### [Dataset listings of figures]
•••••
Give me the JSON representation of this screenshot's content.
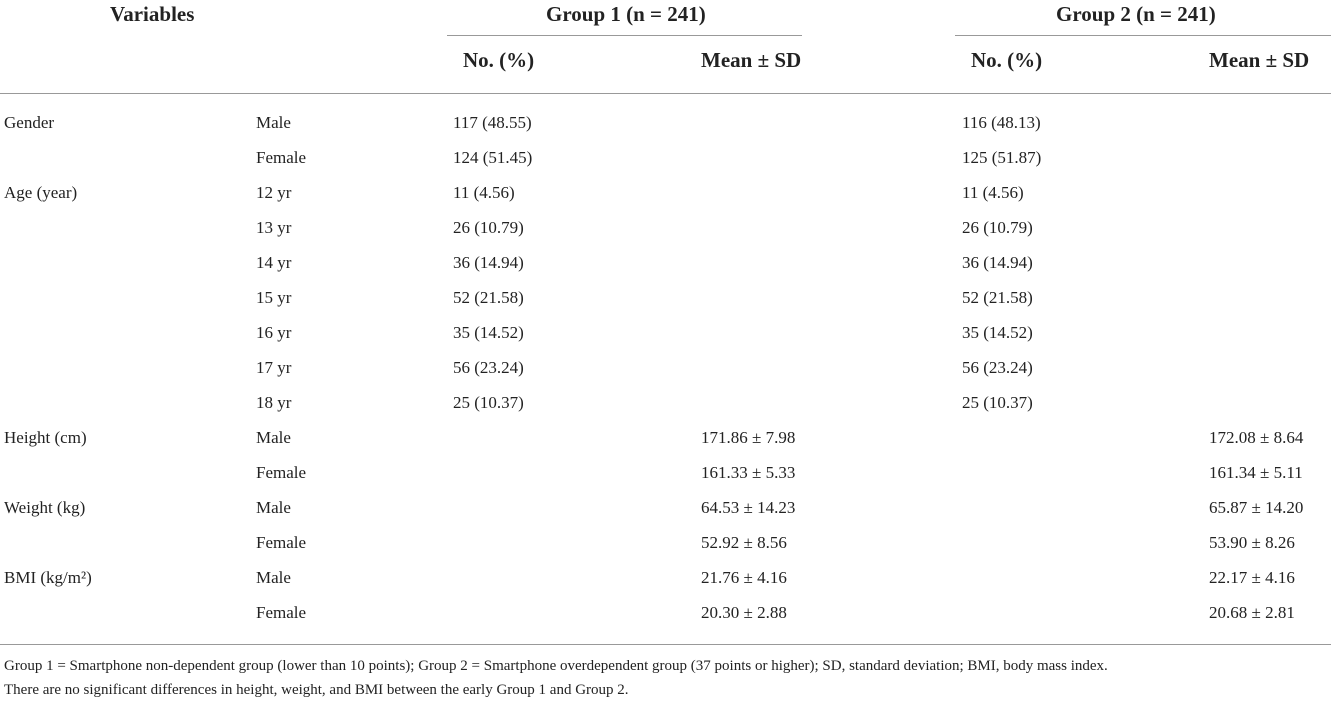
{
  "header": {
    "variables": "Variables",
    "groups": [
      "Group 1 (n = 241)",
      "Group 2 (n = 241)"
    ],
    "subheaders": [
      "No. (%)",
      "Mean ± SD",
      "No. (%)",
      "Mean ± SD"
    ]
  },
  "rows": [
    {
      "variable": "Gender",
      "level": "Male",
      "g1_no": "117 (48.55)",
      "g2_no": "116 (48.13)"
    },
    {
      "level": "Female",
      "g1_no": "124 (51.45)",
      "g2_no": "125 (51.87)"
    },
    {
      "variable": "Age (year)",
      "level": "12 yr",
      "g1_no": "11 (4.56)",
      "g2_no": "11 (4.56)"
    },
    {
      "level": "13 yr",
      "g1_no": "26 (10.79)",
      "g2_no": "26 (10.79)"
    },
    {
      "level": "14 yr",
      "g1_no": "36 (14.94)",
      "g2_no": "36 (14.94)"
    },
    {
      "level": "15 yr",
      "g1_no": "52 (21.58)",
      "g2_no": "52 (21.58)"
    },
    {
      "level": "16 yr",
      "g1_no": "35 (14.52)",
      "g2_no": "35 (14.52)"
    },
    {
      "level": "17 yr",
      "g1_no": "56 (23.24)",
      "g2_no": "56 (23.24)"
    },
    {
      "level": "18 yr",
      "g1_no": "25 (10.37)",
      "g2_no": "25 (10.37)"
    },
    {
      "variable": "Height (cm)",
      "level": "Male",
      "g1_mean": "171.86 ± 7.98",
      "g2_mean": "172.08 ± 8.64"
    },
    {
      "level": "Female",
      "g1_mean": "161.33 ± 5.33",
      "g2_mean": "161.34 ± 5.11"
    },
    {
      "variable": "Weight (kg)",
      "level": "Male",
      "g1_mean": "64.53 ± 14.23",
      "g2_mean": "65.87 ± 14.20"
    },
    {
      "level": "Female",
      "g1_mean": "52.92 ± 8.56",
      "g2_mean": "53.90 ± 8.26"
    },
    {
      "variable": "BMI (kg/m²)",
      "level": "Male",
      "g1_mean": "21.76 ± 4.16",
      "g2_mean": "22.17 ± 4.16"
    },
    {
      "level": "Female",
      "g1_mean": "20.30 ± 2.88",
      "g2_mean": "20.68 ± 2.81"
    }
  ],
  "footnote": [
    "Group 1 = Smartphone non-dependent group (lower than 10 points); Group 2 = Smartphone overdependent group (37 points or higher); SD, standard deviation; BMI, body mass index.",
    "There are no significant differences in height, weight, and BMI between the early Group 1 and Group 2."
  ]
}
•••••
### [The task]
In your copy of the records, include no pictures; repeat everything else exactly.

### [Problem solution]
Give me the JSON representation of this screenshot's content.
{
  "header": {
    "variables": "Variables",
    "groups": [
      "Group 1 (n = 241)",
      "Group 2 (n = 241)"
    ],
    "subheaders": [
      "No. (%)",
      "Mean ± SD",
      "No. (%)",
      "Mean ± SD"
    ]
  },
  "rows": [
    {
      "variable": "Gender",
      "level": "Male",
      "g1_no": "117 (48.55)",
      "g2_no": "116 (48.13)"
    },
    {
      "level": "Female",
      "g1_no": "124 (51.45)",
      "g2_no": "125 (51.87)"
    },
    {
      "variable": "Age (year)",
      "level": "12 yr",
      "g1_no": "11 (4.56)",
      "g2_no": "11 (4.56)"
    },
    {
      "level": "13 yr",
      "g1_no": "26 (10.79)",
      "g2_no": "26 (10.79)"
    },
    {
      "level": "14 yr",
      "g1_no": "36 (14.94)",
      "g2_no": "36 (14.94)"
    },
    {
      "level": "15 yr",
      "g1_no": "52 (21.58)",
      "g2_no": "52 (21.58)"
    },
    {
      "level": "16 yr",
      "g1_no": "35 (14.52)",
      "g2_no": "35 (14.52)"
    },
    {
      "level": "17 yr",
      "g1_no": "56 (23.24)",
      "g2_no": "56 (23.24)"
    },
    {
      "level": "18 yr",
      "g1_no": "25 (10.37)",
      "g2_no": "25 (10.37)"
    },
    {
      "variable": "Height (cm)",
      "level": "Male",
      "g1_mean": "171.86 ± 7.98",
      "g2_mean": "172.08 ± 8.64"
    },
    {
      "level": "Female",
      "g1_mean": "161.33 ± 5.33",
      "g2_mean": "161.34 ± 5.11"
    },
    {
      "variable": "Weight (kg)",
      "level": "Male",
      "g1_mean": "64.53 ± 14.23",
      "g2_mean": "65.87 ± 14.20"
    },
    {
      "level": "Female",
      "g1_mean": "52.92 ± 8.56",
      "g2_mean": "53.90 ± 8.26"
    },
    {
      "variable": "BMI (kg/m²)",
      "level": "Male",
      "g1_mean": "21.76 ± 4.16",
      "g2_mean": "22.17 ± 4.16"
    },
    {
      "level": "Female",
      "g1_mean": "20.30 ± 2.88",
      "g2_mean": "20.68 ± 2.81"
    }
  ],
  "footnote": [
    "Group 1 = Smartphone non-dependent group (lower than 10 points); Group 2 = Smartphone overdependent group (37 points or higher); SD, standard deviation; BMI, body mass index.",
    "There are no significant differences in height, weight, and BMI between the early Group 1 and Group 2."
  ]
}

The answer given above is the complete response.